**AIM OF THE EXERCISE:**
Extract every record, exactly as written, and ignore the pictures.

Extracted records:
►

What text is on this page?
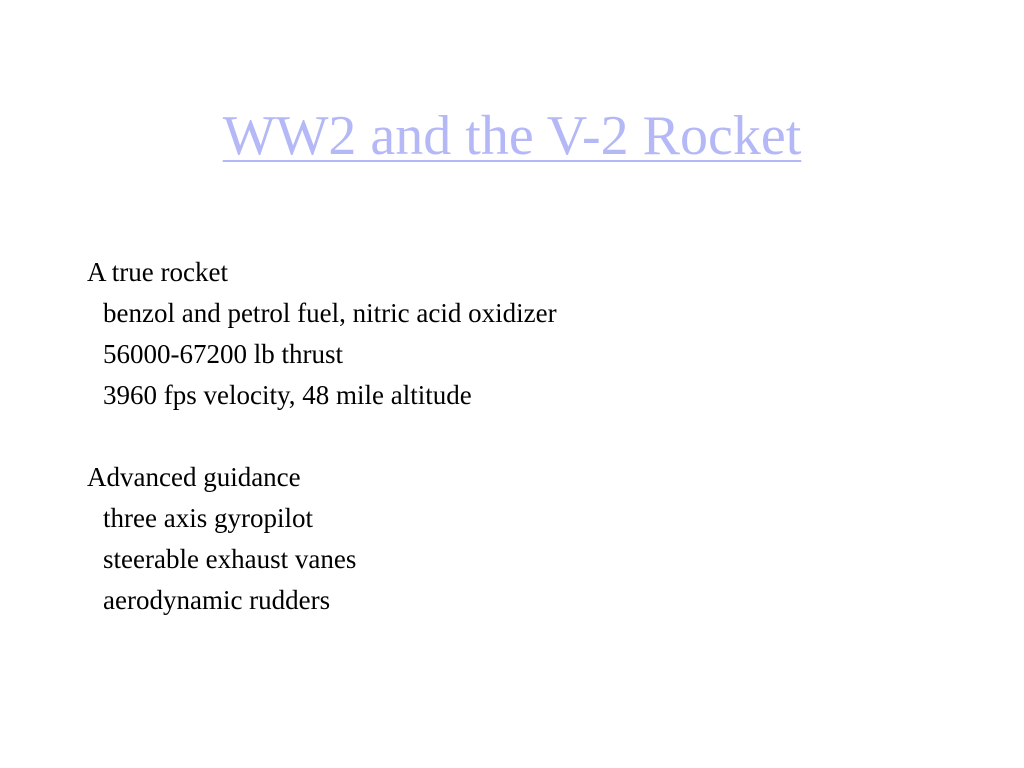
WW2 and the V-2 Rocket
A true rocket
benzol and petrol fuel, nitric acid oxidizer
56000-67200 lb thrust
3960 fps velocity, 48 mile altitude
Advanced guidance
three axis gyropilot
steerable exhaust vanes
aerodynamic rudders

◄

**RIGHT ANSWER:**
What text is on this page?
WW2 and the V-2 Rocket
A true rocket
benzol and petrol fuel, nitric acid oxidizer
56000-67200 lb thrust
3960 fps velocity, 48 mile altitude
Advanced guidance
three axis gyropilot
steerable exhaust vanes
aerodynamic rudders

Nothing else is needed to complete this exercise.